WRITTEN TASK
Go through the data below. Pull out every line that has the word "description".

MATERIAL SUPPLIED
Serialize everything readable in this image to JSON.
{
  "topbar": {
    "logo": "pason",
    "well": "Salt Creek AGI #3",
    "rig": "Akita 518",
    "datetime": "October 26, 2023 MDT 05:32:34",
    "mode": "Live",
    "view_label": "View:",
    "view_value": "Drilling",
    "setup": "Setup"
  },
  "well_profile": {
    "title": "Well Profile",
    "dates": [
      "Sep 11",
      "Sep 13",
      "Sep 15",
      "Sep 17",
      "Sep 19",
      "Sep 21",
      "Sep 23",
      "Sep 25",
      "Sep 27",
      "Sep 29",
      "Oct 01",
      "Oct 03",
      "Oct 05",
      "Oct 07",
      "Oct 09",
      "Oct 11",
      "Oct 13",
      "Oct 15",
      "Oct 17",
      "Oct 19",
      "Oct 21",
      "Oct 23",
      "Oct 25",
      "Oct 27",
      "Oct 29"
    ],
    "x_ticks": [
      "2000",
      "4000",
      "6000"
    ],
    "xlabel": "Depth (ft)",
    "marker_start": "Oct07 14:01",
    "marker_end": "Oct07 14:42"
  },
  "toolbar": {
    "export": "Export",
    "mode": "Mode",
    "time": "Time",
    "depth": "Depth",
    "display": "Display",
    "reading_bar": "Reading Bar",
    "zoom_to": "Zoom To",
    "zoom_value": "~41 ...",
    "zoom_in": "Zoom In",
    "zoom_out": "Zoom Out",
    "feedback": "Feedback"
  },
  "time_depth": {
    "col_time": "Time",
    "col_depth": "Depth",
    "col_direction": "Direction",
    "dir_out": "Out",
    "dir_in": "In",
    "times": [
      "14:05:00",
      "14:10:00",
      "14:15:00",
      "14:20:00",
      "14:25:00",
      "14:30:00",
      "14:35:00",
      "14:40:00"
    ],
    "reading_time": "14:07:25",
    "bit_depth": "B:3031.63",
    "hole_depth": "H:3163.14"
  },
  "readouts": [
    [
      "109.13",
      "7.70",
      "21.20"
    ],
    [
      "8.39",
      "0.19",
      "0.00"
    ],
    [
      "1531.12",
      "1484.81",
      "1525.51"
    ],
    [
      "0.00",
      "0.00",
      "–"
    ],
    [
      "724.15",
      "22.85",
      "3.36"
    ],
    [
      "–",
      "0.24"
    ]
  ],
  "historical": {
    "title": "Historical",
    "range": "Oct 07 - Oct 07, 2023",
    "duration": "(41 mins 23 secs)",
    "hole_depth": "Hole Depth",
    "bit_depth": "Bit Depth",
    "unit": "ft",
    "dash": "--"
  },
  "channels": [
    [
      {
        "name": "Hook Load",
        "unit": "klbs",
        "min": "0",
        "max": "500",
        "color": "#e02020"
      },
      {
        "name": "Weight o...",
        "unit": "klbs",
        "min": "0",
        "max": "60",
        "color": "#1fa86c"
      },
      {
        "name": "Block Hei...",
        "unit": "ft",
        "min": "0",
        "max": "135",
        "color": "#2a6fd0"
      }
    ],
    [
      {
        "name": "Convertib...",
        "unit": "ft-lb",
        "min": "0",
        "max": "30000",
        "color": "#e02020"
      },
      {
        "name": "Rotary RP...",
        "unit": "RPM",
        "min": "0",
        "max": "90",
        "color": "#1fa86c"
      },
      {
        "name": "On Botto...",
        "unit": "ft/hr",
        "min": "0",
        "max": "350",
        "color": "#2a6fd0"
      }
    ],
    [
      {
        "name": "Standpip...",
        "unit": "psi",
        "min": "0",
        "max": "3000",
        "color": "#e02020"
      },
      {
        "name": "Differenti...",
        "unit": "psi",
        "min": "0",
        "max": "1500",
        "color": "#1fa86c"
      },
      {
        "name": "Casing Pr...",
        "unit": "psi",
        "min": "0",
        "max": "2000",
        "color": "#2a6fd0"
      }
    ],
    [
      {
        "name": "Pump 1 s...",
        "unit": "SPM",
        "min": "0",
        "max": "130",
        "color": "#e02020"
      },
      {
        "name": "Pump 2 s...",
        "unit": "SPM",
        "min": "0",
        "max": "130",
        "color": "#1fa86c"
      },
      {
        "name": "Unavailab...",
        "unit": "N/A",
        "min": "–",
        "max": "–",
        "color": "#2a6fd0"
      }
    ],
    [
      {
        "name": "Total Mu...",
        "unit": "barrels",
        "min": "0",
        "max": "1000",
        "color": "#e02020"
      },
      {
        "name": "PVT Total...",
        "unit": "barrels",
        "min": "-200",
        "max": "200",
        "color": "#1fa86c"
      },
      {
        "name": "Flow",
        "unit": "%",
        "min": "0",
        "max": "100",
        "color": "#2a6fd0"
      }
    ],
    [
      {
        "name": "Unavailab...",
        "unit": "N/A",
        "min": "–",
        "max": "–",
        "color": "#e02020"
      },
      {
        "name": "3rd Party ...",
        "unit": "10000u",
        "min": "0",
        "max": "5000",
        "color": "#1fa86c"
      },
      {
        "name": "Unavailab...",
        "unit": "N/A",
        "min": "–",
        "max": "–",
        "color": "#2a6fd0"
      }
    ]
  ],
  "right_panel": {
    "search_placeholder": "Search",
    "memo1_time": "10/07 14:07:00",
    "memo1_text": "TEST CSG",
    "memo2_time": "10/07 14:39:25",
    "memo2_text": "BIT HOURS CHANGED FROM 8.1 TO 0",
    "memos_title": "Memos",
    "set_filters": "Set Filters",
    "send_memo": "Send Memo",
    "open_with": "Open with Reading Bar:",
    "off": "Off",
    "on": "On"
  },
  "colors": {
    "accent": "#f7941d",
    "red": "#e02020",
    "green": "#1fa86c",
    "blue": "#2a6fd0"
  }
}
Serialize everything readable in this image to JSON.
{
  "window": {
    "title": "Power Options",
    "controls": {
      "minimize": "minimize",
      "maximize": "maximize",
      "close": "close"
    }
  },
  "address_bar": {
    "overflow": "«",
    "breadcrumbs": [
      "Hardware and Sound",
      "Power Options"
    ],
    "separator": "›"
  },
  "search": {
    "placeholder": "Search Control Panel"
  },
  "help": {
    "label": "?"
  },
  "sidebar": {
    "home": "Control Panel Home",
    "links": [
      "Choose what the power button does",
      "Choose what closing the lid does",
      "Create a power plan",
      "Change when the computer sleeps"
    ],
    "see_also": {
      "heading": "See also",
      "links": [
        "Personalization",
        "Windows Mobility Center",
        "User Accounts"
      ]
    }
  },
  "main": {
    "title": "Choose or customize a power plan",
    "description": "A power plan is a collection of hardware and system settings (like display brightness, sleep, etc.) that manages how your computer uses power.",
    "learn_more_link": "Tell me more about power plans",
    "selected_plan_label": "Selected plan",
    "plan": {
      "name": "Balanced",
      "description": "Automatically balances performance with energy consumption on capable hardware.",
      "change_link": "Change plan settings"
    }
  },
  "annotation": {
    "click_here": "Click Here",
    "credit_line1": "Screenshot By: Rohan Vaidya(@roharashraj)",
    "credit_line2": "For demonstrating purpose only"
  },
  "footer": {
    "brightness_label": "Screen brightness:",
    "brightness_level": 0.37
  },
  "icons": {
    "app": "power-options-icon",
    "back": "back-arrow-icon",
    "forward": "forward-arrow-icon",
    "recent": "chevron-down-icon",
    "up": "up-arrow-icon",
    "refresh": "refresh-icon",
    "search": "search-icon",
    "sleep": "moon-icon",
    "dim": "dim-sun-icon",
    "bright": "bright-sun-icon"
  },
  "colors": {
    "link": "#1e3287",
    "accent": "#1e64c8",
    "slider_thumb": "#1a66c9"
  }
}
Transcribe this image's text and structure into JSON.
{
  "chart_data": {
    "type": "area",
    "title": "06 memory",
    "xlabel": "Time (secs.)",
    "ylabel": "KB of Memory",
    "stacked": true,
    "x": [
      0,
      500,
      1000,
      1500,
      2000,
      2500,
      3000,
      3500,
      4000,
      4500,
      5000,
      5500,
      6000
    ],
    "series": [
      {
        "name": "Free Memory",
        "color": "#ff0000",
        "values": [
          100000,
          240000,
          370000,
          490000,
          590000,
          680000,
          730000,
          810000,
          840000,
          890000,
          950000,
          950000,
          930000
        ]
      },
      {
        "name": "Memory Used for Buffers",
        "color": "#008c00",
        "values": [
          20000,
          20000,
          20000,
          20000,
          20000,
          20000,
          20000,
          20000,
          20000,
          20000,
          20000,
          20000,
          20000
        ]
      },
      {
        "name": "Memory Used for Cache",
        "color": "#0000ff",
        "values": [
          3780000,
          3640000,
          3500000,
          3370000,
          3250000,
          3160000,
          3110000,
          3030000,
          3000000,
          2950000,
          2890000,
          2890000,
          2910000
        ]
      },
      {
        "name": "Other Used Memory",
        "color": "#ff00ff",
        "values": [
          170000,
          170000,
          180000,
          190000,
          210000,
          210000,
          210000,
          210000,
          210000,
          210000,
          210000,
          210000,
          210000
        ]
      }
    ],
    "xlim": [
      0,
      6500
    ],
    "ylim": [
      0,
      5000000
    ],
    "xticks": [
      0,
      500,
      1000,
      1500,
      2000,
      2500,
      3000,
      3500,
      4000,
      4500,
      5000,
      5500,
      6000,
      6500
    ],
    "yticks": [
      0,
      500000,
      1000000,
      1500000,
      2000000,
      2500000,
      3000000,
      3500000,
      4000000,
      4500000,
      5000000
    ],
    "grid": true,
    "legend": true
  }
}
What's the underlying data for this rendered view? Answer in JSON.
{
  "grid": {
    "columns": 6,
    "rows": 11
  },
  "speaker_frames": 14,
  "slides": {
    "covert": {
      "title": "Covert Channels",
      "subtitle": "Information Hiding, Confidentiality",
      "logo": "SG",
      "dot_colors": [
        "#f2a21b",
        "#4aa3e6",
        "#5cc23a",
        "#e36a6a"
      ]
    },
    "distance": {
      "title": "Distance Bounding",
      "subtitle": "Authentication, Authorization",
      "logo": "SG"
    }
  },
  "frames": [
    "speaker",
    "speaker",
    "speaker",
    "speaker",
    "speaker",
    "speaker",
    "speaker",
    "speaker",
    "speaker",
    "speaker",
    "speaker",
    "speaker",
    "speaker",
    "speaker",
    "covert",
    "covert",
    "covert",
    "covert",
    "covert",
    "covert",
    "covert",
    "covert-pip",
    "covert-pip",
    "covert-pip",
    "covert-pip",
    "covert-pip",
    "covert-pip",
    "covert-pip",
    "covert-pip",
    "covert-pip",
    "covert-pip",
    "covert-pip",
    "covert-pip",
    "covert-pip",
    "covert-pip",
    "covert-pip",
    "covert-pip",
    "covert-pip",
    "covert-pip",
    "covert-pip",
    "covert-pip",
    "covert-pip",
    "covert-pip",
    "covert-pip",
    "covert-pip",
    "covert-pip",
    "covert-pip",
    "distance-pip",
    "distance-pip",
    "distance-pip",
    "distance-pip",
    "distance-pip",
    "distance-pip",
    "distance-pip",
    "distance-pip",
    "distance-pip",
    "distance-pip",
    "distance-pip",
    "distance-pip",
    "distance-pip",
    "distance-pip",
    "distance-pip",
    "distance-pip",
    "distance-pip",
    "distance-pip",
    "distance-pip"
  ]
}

ANSWER IN FULL
    "description": "A power plan is a collection of hardware and system settings (like display brightness, sleep, etc.) that manages how your computer uses power.",
      "description": "Automatically balances performance with energy consumption on capable hardware.",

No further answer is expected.